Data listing
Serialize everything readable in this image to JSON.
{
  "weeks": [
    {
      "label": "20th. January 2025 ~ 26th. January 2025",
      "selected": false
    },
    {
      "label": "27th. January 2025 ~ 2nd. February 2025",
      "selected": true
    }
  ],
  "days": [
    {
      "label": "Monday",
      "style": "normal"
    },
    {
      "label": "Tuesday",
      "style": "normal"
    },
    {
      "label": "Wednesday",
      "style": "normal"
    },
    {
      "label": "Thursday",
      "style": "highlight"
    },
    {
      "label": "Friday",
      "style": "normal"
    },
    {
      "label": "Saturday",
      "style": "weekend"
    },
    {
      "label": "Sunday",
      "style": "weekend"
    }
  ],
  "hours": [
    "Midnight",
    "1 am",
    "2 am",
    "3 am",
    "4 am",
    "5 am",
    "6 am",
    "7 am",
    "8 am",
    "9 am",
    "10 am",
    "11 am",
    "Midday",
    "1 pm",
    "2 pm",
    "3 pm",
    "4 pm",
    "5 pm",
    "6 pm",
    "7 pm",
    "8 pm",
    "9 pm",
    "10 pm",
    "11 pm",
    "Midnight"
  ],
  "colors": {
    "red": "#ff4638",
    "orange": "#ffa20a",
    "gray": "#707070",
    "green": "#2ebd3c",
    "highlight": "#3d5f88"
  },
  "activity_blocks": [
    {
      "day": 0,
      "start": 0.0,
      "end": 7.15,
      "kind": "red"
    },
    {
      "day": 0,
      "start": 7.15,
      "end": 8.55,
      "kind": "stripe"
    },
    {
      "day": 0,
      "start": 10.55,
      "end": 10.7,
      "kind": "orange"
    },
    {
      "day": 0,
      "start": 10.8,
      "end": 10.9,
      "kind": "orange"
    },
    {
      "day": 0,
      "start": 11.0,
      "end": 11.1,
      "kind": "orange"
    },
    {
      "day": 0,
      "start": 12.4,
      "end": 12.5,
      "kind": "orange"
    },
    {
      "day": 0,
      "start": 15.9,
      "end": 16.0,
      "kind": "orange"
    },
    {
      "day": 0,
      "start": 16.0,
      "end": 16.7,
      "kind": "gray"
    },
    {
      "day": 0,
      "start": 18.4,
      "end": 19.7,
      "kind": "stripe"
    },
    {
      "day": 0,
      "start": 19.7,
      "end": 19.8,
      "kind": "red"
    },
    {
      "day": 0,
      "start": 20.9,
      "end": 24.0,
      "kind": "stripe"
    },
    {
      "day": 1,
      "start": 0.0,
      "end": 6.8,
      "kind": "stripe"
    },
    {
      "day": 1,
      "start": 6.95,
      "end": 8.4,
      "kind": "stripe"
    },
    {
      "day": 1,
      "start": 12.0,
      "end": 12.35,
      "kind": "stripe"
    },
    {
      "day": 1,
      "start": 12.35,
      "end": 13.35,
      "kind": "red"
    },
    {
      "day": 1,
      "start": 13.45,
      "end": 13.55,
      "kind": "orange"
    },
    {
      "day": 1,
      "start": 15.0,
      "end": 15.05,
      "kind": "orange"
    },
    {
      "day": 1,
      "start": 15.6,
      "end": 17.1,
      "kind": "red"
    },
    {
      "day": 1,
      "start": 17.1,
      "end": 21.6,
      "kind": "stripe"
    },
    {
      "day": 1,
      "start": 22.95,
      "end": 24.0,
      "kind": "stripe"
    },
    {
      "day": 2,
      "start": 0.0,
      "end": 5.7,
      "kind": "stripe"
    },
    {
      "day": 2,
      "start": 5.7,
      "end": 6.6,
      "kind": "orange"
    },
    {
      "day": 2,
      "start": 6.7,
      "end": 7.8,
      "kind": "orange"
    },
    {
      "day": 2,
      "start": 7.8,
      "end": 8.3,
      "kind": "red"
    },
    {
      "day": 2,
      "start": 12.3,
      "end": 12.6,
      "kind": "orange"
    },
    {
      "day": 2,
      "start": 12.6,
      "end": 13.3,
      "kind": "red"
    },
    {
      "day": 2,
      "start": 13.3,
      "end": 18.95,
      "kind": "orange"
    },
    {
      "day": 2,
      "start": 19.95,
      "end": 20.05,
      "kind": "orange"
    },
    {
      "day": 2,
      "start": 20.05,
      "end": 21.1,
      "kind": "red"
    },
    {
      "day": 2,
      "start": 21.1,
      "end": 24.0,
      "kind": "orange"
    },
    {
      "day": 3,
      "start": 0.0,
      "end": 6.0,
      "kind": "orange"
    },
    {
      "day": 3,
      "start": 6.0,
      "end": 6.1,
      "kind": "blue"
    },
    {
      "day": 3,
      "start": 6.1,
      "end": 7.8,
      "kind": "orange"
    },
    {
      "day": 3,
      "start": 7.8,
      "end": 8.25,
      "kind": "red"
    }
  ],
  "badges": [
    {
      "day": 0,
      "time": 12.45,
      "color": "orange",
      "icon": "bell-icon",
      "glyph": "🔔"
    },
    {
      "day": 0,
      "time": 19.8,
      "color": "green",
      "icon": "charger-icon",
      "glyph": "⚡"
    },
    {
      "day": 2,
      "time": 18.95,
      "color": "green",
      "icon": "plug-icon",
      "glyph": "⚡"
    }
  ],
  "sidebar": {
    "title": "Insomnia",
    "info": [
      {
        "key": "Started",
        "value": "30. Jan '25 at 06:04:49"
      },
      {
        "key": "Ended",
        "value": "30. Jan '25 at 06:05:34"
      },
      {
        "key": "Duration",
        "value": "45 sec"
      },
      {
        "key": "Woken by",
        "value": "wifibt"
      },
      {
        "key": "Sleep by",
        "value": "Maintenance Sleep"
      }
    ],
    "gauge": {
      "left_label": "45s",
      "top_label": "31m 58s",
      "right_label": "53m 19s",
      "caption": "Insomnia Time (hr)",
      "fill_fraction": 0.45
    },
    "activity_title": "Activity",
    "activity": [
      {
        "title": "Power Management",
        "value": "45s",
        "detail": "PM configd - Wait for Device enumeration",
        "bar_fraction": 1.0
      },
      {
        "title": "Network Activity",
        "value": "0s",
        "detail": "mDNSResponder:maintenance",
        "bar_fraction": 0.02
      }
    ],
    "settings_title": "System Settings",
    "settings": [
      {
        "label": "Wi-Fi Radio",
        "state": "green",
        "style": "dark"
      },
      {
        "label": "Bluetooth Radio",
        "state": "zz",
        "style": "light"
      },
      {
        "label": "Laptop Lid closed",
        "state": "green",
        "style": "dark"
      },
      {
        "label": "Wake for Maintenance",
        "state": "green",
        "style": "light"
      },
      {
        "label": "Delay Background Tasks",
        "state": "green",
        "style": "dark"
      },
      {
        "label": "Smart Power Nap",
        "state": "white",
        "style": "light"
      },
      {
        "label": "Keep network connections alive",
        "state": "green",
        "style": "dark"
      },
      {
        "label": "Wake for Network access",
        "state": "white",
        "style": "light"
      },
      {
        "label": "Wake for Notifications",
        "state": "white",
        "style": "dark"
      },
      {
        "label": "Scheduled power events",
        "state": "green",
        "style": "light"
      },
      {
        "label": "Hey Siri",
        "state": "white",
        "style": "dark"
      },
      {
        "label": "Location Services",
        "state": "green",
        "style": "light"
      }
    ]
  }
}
* * *
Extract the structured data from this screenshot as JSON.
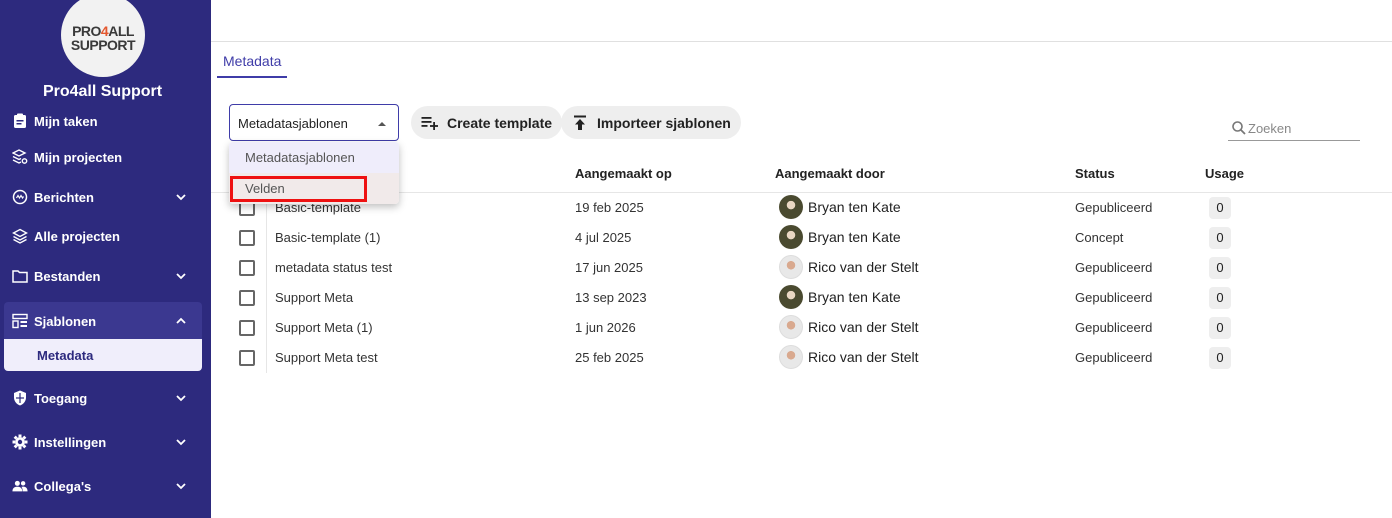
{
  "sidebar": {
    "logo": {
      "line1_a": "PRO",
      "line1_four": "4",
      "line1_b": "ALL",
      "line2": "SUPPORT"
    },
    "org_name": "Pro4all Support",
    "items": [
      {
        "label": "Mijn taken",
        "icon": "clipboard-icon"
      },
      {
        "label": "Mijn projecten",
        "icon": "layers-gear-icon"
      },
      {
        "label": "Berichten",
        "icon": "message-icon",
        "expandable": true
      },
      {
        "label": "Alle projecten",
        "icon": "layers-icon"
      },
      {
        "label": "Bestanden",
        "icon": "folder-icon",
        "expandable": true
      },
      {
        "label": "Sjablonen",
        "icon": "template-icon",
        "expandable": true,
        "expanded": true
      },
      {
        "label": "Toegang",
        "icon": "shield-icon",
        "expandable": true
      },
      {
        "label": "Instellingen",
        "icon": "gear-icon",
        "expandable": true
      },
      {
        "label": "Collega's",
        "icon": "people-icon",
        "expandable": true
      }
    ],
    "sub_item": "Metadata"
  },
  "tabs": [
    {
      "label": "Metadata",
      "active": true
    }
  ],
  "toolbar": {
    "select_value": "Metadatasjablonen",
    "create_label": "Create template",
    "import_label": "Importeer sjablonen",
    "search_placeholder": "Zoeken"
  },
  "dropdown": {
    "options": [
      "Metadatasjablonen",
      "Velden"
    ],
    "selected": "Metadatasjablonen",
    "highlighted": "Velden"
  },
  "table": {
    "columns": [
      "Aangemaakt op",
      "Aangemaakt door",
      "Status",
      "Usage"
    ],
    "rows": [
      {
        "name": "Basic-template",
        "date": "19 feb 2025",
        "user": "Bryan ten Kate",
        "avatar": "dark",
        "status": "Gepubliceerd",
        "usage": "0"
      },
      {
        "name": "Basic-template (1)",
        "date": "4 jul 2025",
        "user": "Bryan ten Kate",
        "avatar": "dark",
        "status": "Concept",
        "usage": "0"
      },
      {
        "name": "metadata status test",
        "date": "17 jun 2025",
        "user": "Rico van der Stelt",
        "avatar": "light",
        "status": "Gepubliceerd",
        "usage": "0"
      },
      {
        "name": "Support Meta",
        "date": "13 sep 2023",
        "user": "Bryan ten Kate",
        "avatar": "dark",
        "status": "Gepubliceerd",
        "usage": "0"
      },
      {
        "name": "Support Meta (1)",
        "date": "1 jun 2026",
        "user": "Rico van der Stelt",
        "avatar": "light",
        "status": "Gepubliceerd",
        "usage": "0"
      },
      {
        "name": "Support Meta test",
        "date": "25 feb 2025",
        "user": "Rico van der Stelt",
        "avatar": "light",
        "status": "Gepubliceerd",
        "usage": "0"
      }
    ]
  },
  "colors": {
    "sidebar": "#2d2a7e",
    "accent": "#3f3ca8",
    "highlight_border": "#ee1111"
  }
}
---
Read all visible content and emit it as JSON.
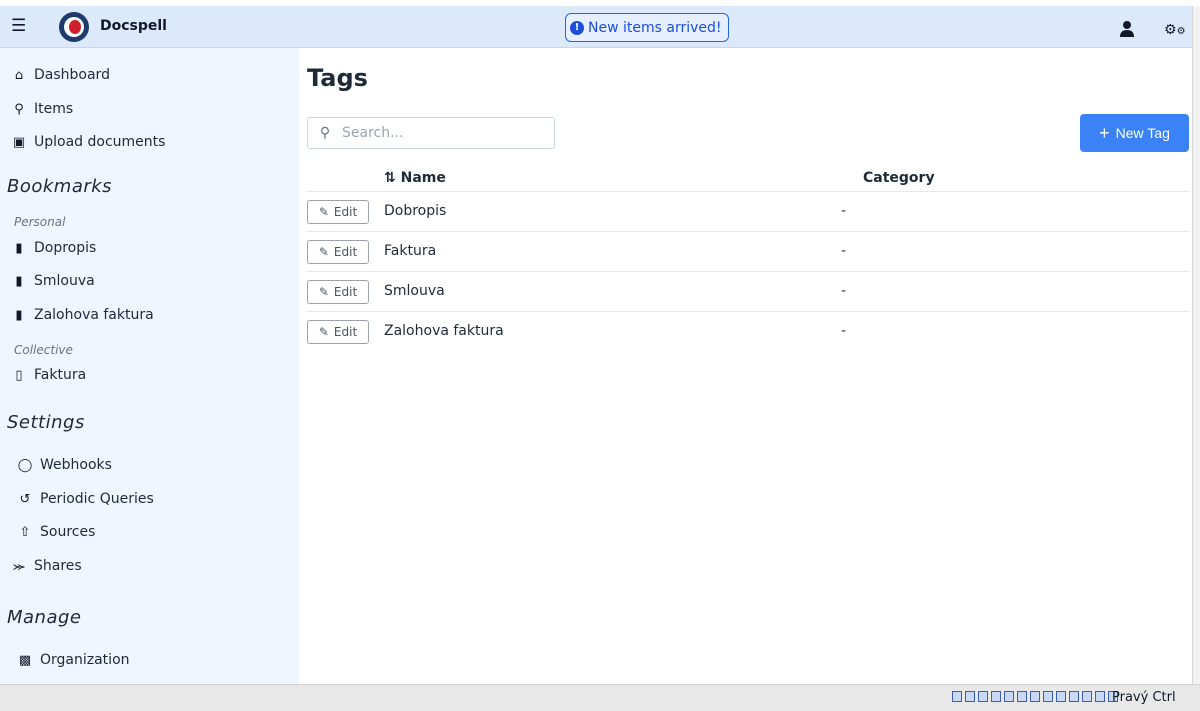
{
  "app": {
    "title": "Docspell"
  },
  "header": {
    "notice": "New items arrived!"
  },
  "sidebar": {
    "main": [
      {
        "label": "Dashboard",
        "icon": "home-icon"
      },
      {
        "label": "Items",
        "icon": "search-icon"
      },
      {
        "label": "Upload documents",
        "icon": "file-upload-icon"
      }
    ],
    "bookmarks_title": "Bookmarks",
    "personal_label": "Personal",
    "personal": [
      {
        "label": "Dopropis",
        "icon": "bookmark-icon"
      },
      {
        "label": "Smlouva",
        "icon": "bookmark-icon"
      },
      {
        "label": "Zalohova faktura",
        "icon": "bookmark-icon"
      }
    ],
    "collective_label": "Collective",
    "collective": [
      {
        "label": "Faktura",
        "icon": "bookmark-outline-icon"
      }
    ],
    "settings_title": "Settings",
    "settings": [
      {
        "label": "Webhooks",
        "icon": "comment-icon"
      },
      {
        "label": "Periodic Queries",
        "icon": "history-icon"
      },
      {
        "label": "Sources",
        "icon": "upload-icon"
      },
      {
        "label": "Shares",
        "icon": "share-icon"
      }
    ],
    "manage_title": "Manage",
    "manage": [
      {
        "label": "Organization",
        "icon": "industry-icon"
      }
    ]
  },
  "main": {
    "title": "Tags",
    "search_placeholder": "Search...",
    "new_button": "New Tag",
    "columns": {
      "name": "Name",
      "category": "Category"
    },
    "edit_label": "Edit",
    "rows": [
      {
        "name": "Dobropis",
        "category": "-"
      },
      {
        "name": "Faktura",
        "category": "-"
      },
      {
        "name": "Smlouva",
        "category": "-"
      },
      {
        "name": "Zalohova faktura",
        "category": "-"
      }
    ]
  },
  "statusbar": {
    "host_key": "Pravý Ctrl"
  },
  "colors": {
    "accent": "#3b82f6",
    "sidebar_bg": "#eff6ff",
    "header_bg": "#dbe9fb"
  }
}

#### Required task
Give the count of lines in the listing that hold the word "Wake", with no other text.

#### Exercise response
3